Selected text:
+++

Resource Control Benchmarks

Resource control aims to control compute resource distribution to improve reliability and utilization of a system. resctl-bench is a collection of whole-system benchmarks to evaluate resource control and hardware behaviors using realistic simulated workloads.

Comprehensive resource control involves the whole system - kernel subsystems such as cgroup2, memory management, file system and block layer, userspace system components and even the SSD. Furthermore, testing resource control end-to-end requires scenarios involving realistic workloads and monitoring their interactions. The combination makes benchmarking resource control challenging and error-prone. It's easy to slip up on a configuration and testing with real workloads can be tedious and unreliable.

resctl-bench encapsulates the whole process so that resource control benchmarks can be performed easily and reliably. It verifies and updates system configurations, reproduces resource contention scenarios with a realistic latency-sensitive workload simulator and other secondary workloads, analyzes the resulting system and workload behaviors, and generates easily understandable reports.

+++

Dataset extract:

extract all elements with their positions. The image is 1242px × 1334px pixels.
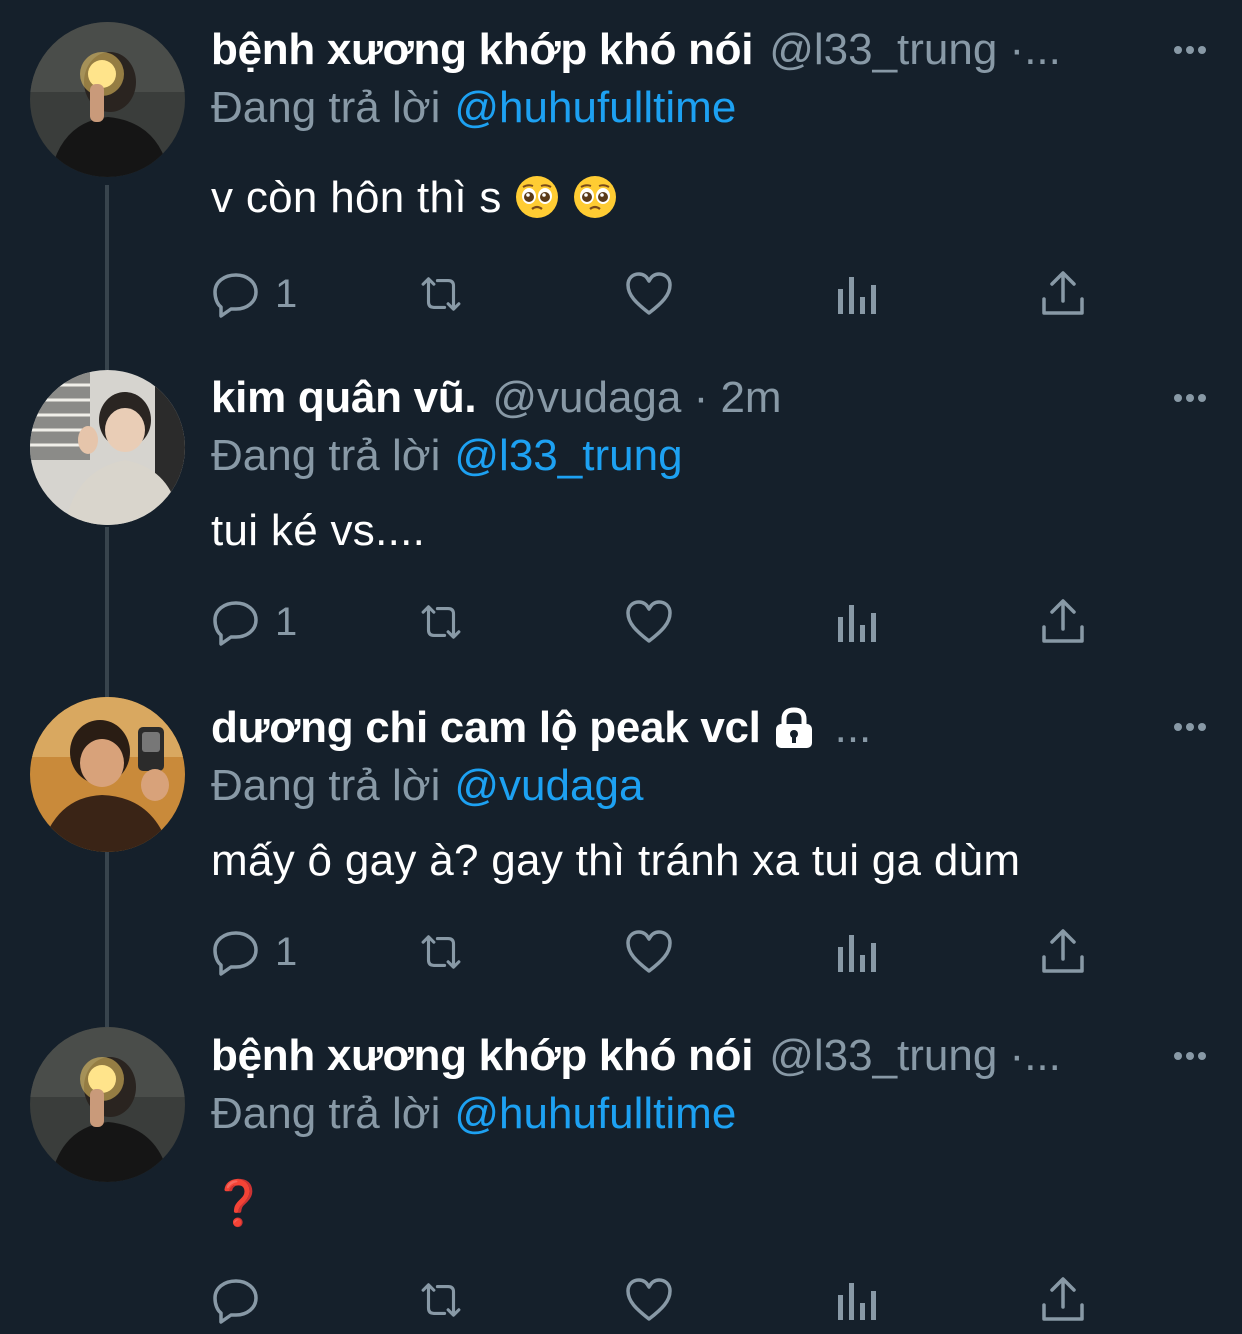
heart-icon xyxy=(624,927,674,977)
mention-link[interactable]: @huhufulltime xyxy=(454,83,736,132)
avatar[interactable] xyxy=(30,370,185,525)
analytics-button[interactable] xyxy=(833,594,883,650)
retweet-icon xyxy=(416,597,466,647)
share-button[interactable] xyxy=(1038,1272,1088,1328)
action-bar: 1 xyxy=(211,266,1111,322)
heart-icon xyxy=(624,269,674,319)
tweet-text-content: tui ké vs.... xyxy=(211,506,426,555)
pleading-face-emoji xyxy=(514,174,560,220)
reply-prefix: Đang trả lời xyxy=(211,1089,441,1138)
share-icon xyxy=(1038,1275,1088,1325)
retweet-icon xyxy=(416,269,466,319)
retweet-button[interactable] xyxy=(416,266,466,322)
like-button[interactable] xyxy=(624,266,674,322)
pleading-face-emoji xyxy=(572,174,618,220)
share-icon xyxy=(1038,269,1088,319)
reply-prefix: Đang trả lời xyxy=(211,83,441,132)
retweet-button[interactable] xyxy=(416,594,466,650)
retweet-button[interactable] xyxy=(416,1272,466,1328)
more-dots-icon[interactable] xyxy=(1170,1036,1210,1076)
avatar[interactable] xyxy=(30,1027,185,1182)
avatar[interactable] xyxy=(30,697,185,852)
retweet-icon xyxy=(416,1275,466,1325)
lock-icon xyxy=(771,705,817,751)
analytics-button[interactable] xyxy=(833,924,883,980)
display-name[interactable]: kim quân vũ. xyxy=(211,368,477,428)
reply-prefix: Đang trả lời xyxy=(211,761,441,810)
tweet-text-content: mấy ô gay à? gay thì tránh xa tui ga dùm xyxy=(211,836,1021,885)
reply-icon xyxy=(211,597,261,647)
reply-count: 1 xyxy=(275,271,298,316)
handle[interactable]: @l33_trung ·... xyxy=(769,20,1061,80)
more-dots-icon[interactable] xyxy=(1170,378,1210,418)
reply-count: 1 xyxy=(275,599,298,644)
reply-context: Đang trả lời @huhufulltime xyxy=(211,1084,736,1144)
thread-line xyxy=(105,852,109,1027)
mention-link[interactable]: @vudaga xyxy=(454,761,643,810)
more-dots-icon[interactable] xyxy=(1170,30,1210,70)
mention-link[interactable]: @huhufulltime xyxy=(454,1089,736,1138)
thread-line xyxy=(105,185,109,370)
analytics-icon xyxy=(833,597,883,647)
share-button[interactable] xyxy=(1038,266,1088,322)
handle[interactable]: ... xyxy=(835,698,872,758)
analytics-icon xyxy=(833,927,883,977)
tweet-text: v còn hôn thì s xyxy=(211,168,618,228)
mention-link[interactable]: @l33_trung xyxy=(454,431,682,480)
like-button[interactable] xyxy=(624,594,674,650)
reply-count: 1 xyxy=(275,929,298,974)
tweet-text-content: v còn hôn thì s xyxy=(211,173,502,222)
reply-prefix: Đang trả lời xyxy=(211,431,441,480)
action-bar: 1 xyxy=(211,594,1111,650)
display-name[interactable]: dương chi cam lộ peak vcl xyxy=(211,698,761,758)
thread-line xyxy=(105,527,109,697)
reply-button[interactable]: 1 xyxy=(211,924,297,980)
more-dots-icon[interactable] xyxy=(1170,707,1210,747)
reply-button[interactable] xyxy=(211,1272,275,1328)
reply-context: Đang trả lời @l33_trung xyxy=(211,426,683,486)
heart-icon xyxy=(624,597,674,647)
avatar[interactable] xyxy=(30,22,185,177)
handle[interactable]: @vudaga · 2m xyxy=(492,368,781,428)
reply-button[interactable]: 1 xyxy=(211,266,297,322)
tweet-text: ❓ xyxy=(211,1174,266,1234)
display-name[interactable]: bệnh xương khớp khó nói xyxy=(211,1026,753,1086)
reply-icon xyxy=(211,269,261,319)
like-button[interactable] xyxy=(624,1272,674,1328)
action-bar: 1 xyxy=(211,924,1111,980)
heart-icon xyxy=(624,1275,674,1325)
analytics-icon xyxy=(833,269,883,319)
retweet-button[interactable] xyxy=(416,924,466,980)
retweet-icon xyxy=(416,927,466,977)
handle[interactable]: @l33_trung ·... xyxy=(769,1026,1061,1086)
reply-context: Đang trả lời @vudaga xyxy=(211,756,643,816)
reply-icon xyxy=(211,927,261,977)
share-icon xyxy=(1038,927,1088,977)
display-name[interactable]: bệnh xương khớp khó nói xyxy=(211,20,753,80)
analytics-icon xyxy=(833,1275,883,1325)
share-icon xyxy=(1038,597,1088,647)
reply-button[interactable]: 1 xyxy=(211,594,297,650)
action-bar xyxy=(211,1272,1111,1328)
share-button[interactable] xyxy=(1038,594,1088,650)
analytics-button[interactable] xyxy=(833,266,883,322)
like-button[interactable] xyxy=(624,924,674,980)
question-mark-emoji: ❓ xyxy=(211,1179,267,1228)
reply-context: Đang trả lời @huhufulltime xyxy=(211,78,736,138)
reply-icon xyxy=(211,1275,261,1325)
analytics-button[interactable] xyxy=(833,1272,883,1328)
tweet-text: mấy ô gay à? gay thì tránh xa tui ga dùm xyxy=(211,831,1020,891)
share-button[interactable] xyxy=(1038,924,1088,980)
tweet-text: tui ké vs.... xyxy=(211,501,425,561)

+++

Written tasks:
1 > In the resource control benchmarks text, which kernel subsystems does comprehensive resource control involve?
2 > Carry on the resctl-bench text past its last sentence.

Answers by task:
1 > Cgroup2, memory management, the file system and the block layer.

2 >
resctl-bench is a part of resctl-demo suite, which gives a guided tour of various resource control strategies using live scenarios built on the same components. The benchmarks implemented in resctl-bench involve concepts and components which are documented in resctl-demo in depth. For more information on resctl-demo, visit:

https://github.com/facebookexperimental/resctl-demo

Premade System Images

Comprehensive resource control has many requirements, some of which can be difficult to configure on an existing system. resctl-demo provides premade images to help getting started. Visit the following page for details:

https://facebookmicrosites.github.io/resctl-demo-website

For other installation options, visit:

https://github.com/facebookexperimental/resctl-demo

An Example Session

Let's say we want to see how well iocost can protect rd-hashd and designed a bench sequence like the following:

  1. Run hashd-params to determine hashd parameters.
  2. Run protection with iocost disabled to establish the baseline.
  3. Run iocost-params to determine the iocost parameters.
  4. Run protection with iocost enabled and compare the results.

Assuming the root device is nvme0n1 with the device number 259:0, this maps to:

$ echo '259:0 enable=0' > /sys/fs/cgroup/io.cost.qos $ echo 0 > /sys/block/nvme0n1/queue/wbt_lat_usec $ resctl-bench -r result.json run \ hashd-params:passive=io \ protection:id=iocost-off,passive=io \ iocost-params \ protection:id=iocost-on

Here are the example outputs:

Let's look at the result of the first benchmark - hashd-params.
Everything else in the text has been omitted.